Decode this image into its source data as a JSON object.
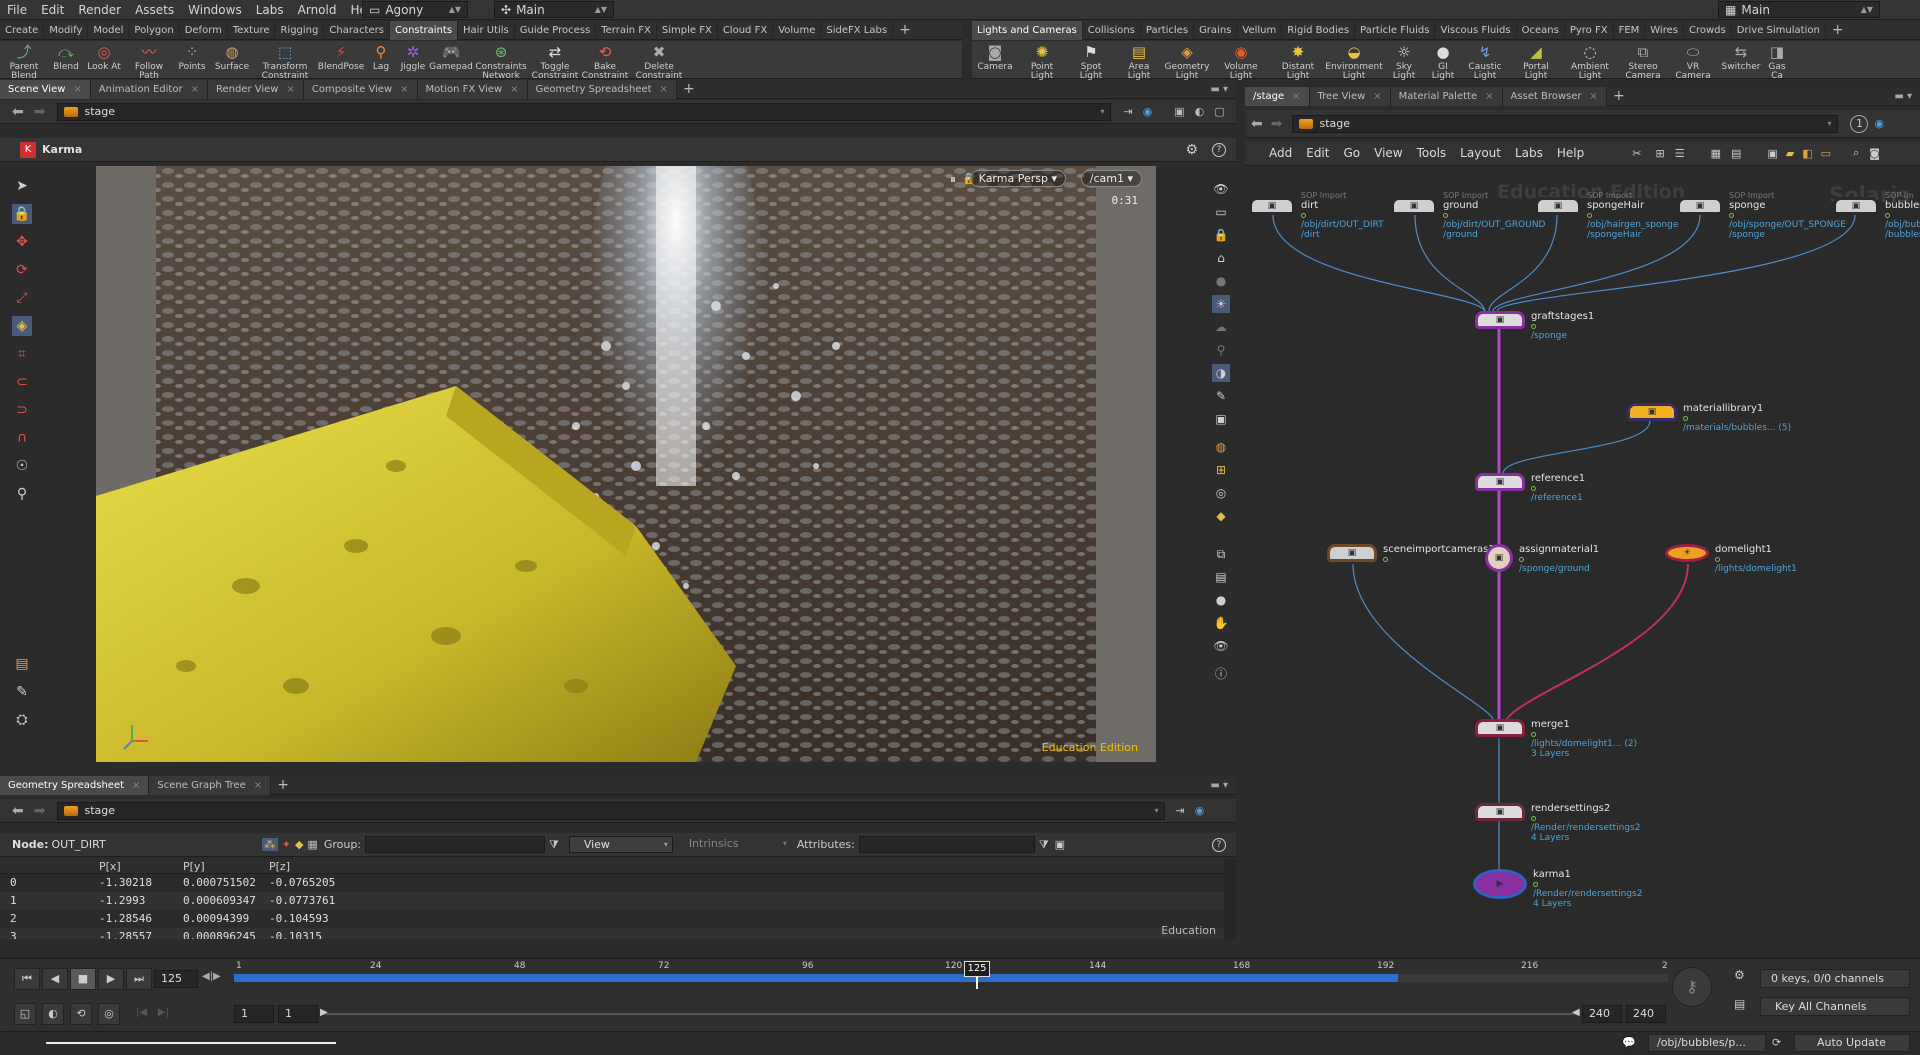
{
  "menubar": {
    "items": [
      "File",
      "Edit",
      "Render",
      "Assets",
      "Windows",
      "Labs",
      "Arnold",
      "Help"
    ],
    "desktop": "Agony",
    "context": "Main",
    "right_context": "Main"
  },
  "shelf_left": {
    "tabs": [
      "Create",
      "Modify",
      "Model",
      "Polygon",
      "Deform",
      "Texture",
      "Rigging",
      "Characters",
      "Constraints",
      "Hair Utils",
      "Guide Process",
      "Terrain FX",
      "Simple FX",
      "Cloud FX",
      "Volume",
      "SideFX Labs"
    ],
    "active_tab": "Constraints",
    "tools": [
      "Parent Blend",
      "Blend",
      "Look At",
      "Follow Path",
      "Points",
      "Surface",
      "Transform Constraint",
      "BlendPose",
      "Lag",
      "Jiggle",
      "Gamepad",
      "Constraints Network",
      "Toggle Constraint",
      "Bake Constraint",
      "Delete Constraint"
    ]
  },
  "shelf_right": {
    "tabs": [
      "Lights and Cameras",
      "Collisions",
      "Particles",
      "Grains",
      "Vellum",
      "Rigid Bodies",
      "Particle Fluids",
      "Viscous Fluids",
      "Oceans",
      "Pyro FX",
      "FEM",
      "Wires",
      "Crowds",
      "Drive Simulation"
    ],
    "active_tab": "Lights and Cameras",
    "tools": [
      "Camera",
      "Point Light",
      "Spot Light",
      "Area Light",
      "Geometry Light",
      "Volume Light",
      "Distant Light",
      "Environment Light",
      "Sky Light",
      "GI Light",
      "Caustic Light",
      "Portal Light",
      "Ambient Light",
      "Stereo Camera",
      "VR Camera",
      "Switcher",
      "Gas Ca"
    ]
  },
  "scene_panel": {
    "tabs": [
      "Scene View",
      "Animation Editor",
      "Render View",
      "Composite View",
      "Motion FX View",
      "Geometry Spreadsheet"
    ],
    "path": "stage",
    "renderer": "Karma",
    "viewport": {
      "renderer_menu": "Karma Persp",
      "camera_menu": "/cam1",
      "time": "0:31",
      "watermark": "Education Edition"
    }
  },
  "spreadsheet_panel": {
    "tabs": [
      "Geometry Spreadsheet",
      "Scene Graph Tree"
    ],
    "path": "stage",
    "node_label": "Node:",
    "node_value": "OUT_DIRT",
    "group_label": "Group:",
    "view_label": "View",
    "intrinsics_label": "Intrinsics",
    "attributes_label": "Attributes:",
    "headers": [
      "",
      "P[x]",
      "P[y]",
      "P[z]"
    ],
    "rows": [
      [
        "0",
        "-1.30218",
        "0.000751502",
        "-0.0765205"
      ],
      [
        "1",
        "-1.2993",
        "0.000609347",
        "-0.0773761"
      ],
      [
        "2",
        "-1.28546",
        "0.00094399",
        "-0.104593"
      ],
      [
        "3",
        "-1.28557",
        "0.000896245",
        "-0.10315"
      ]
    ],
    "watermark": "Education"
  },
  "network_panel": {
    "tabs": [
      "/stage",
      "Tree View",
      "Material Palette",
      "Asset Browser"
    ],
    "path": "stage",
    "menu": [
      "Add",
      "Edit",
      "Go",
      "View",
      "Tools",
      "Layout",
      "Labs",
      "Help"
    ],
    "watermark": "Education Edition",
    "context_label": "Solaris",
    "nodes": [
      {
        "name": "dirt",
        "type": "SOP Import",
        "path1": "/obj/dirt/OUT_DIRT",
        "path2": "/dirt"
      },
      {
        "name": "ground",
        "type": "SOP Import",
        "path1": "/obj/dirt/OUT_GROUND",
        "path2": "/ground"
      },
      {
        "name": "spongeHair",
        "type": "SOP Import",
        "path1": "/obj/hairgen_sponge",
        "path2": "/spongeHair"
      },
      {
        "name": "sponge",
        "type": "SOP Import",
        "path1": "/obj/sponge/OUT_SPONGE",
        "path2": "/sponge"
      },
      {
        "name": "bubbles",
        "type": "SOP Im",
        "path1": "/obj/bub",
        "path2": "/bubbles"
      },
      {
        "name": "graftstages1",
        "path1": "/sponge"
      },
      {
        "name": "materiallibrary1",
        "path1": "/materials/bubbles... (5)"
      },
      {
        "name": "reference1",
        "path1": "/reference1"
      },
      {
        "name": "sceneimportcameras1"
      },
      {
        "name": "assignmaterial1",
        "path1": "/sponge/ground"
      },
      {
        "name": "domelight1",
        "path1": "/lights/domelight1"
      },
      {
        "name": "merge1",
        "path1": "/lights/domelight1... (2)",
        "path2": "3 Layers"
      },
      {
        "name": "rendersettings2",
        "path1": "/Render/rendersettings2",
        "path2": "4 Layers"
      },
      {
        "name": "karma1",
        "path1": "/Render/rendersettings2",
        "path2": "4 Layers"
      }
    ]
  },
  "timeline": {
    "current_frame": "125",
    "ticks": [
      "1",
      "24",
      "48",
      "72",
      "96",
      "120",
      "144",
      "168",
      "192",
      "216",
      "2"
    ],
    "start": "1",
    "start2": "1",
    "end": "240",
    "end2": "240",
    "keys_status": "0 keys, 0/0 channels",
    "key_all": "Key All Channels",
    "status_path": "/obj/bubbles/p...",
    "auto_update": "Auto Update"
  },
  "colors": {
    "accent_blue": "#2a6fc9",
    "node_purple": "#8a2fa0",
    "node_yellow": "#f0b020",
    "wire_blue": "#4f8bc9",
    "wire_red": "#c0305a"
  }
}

=======

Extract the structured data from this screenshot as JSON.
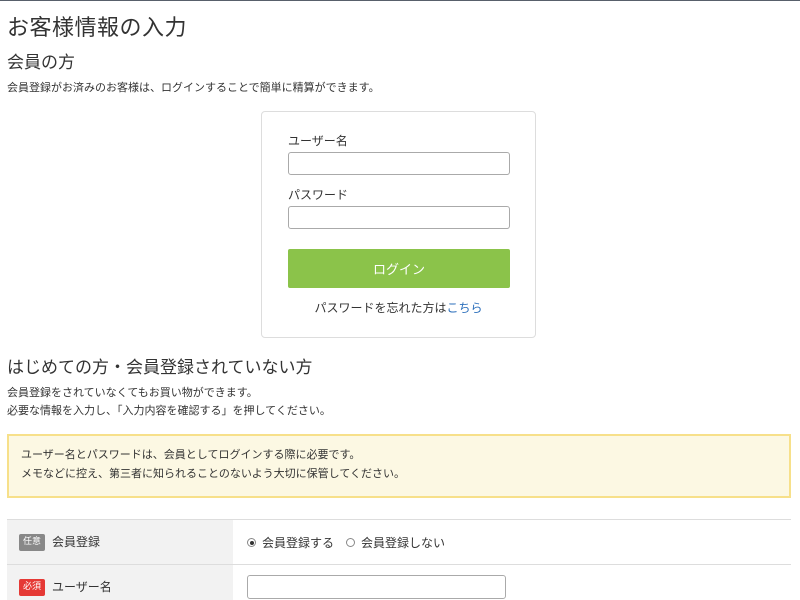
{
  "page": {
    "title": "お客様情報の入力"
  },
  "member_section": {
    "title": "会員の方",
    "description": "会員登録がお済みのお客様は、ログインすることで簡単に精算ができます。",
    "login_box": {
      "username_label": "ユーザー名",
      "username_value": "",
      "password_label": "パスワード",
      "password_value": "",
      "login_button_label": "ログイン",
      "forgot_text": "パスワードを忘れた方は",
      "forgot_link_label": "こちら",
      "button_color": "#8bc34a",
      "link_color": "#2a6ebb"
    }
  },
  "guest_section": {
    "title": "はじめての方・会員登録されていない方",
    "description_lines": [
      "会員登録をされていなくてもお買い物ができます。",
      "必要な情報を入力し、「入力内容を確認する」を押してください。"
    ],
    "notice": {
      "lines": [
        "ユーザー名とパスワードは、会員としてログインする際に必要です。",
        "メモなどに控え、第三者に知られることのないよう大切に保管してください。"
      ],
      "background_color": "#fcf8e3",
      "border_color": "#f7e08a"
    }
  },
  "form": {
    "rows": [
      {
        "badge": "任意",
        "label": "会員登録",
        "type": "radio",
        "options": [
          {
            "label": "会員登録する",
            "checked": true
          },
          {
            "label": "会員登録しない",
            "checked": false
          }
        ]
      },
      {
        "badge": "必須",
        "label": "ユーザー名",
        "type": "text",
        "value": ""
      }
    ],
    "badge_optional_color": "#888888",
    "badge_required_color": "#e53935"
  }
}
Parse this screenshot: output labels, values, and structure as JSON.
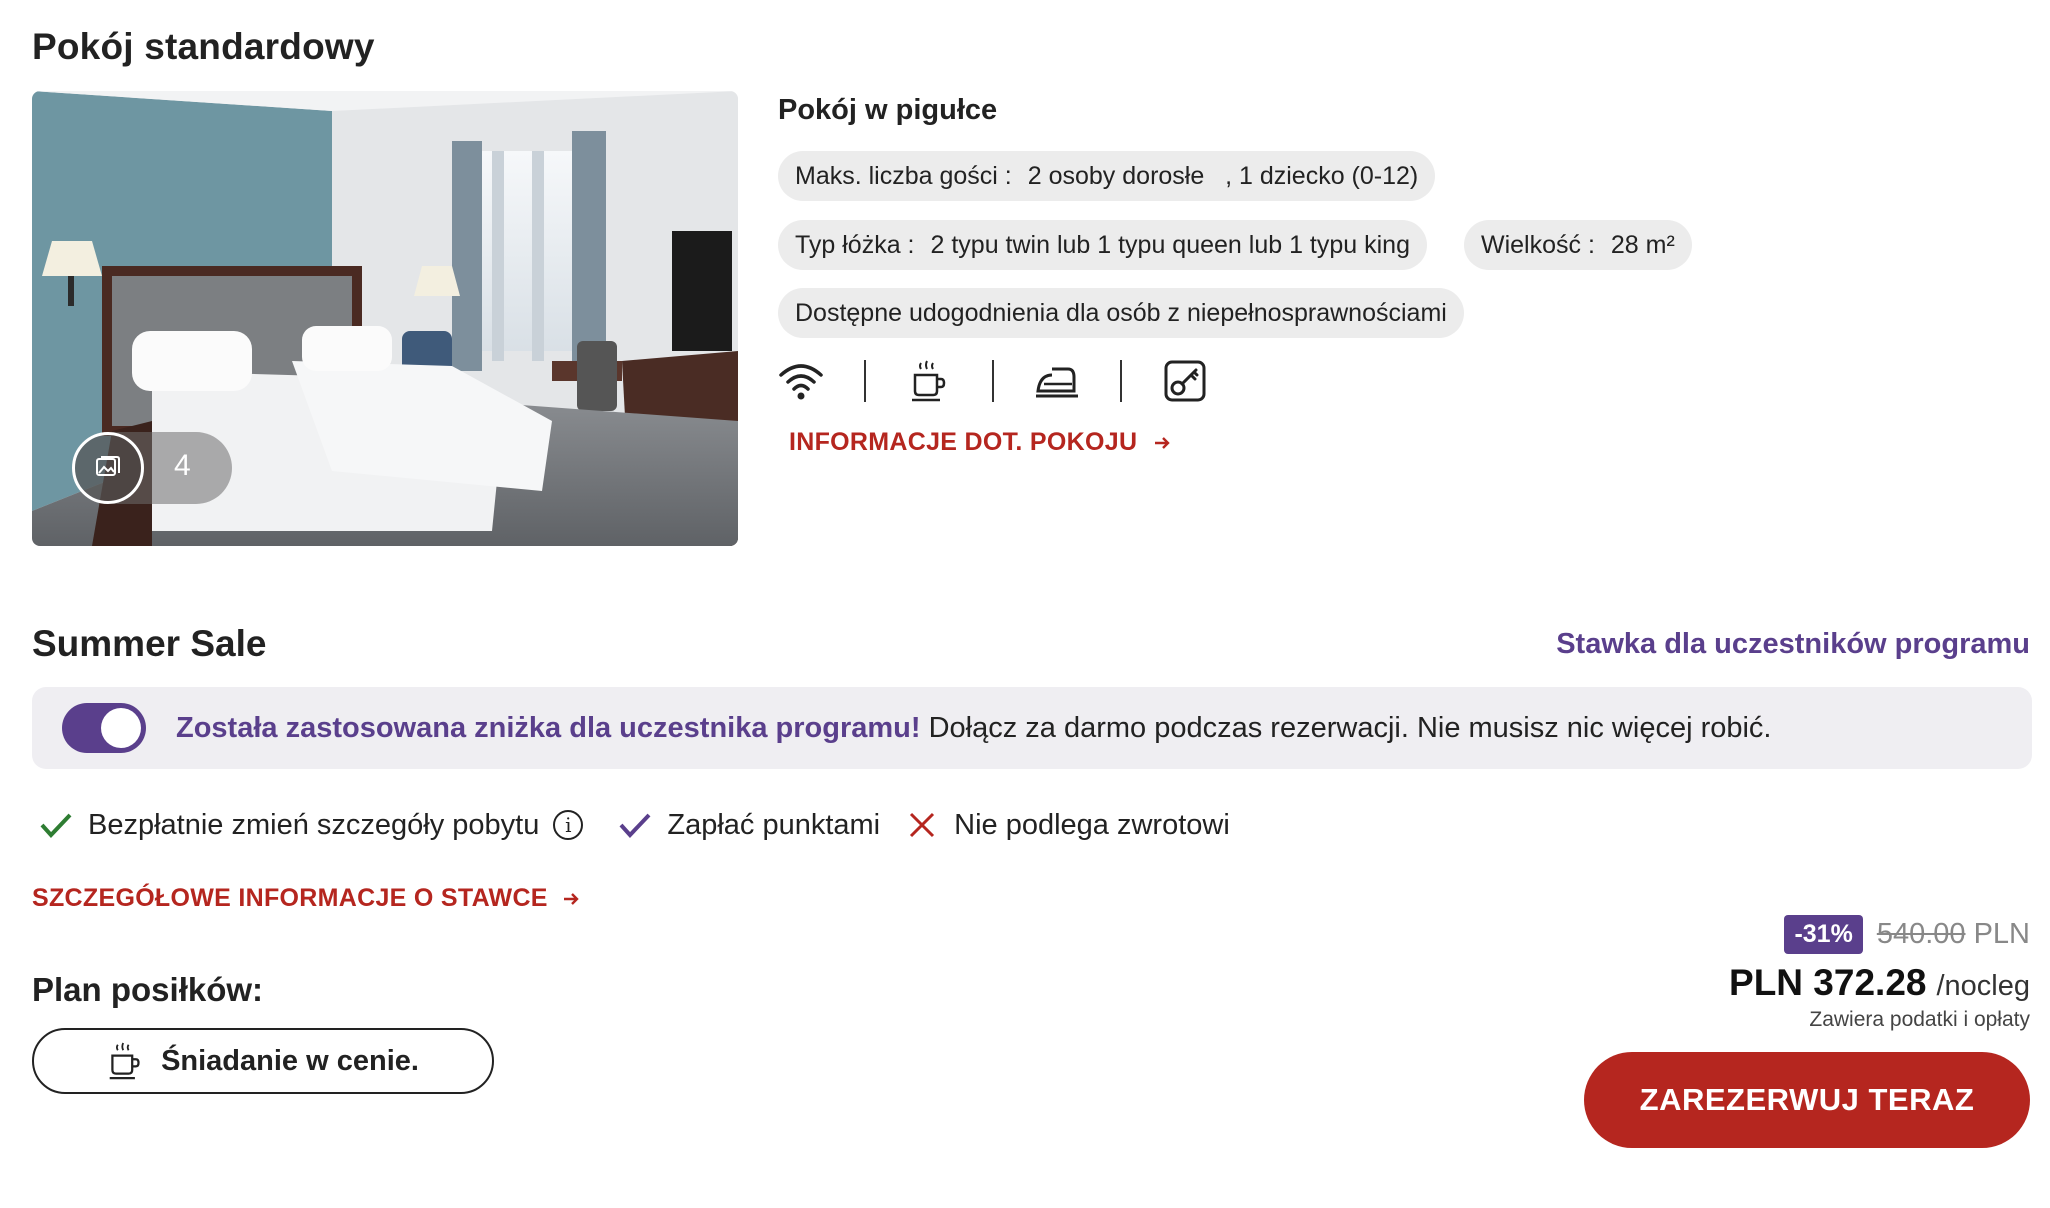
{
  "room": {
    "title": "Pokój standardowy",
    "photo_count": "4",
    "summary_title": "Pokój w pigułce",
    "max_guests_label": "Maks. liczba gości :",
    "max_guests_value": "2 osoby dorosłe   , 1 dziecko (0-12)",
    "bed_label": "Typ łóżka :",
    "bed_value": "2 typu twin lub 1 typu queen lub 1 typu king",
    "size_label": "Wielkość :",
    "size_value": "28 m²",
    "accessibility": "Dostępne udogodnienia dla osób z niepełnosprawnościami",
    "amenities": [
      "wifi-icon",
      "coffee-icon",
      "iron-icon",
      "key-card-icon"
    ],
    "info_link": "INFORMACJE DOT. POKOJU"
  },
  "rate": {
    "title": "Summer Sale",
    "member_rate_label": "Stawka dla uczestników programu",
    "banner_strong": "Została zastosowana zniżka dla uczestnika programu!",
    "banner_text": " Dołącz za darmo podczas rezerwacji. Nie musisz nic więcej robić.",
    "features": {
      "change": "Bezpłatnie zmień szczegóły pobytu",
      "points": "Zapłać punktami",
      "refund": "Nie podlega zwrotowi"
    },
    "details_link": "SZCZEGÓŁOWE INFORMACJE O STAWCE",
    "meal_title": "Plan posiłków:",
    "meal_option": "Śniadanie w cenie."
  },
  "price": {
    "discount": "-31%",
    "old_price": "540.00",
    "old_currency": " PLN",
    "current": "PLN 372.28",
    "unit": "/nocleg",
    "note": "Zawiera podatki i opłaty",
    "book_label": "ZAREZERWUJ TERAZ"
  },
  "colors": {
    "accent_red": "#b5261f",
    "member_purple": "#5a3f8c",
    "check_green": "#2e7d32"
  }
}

=======

● **Exercise**: Look over the material above and show each line where "programu" appears.

● **Task solution**:
    "member_rate_label": "Stawka dla uczestników programu",
    "banner_strong": "Została zastosowana zniżka dla uczestnika programu!",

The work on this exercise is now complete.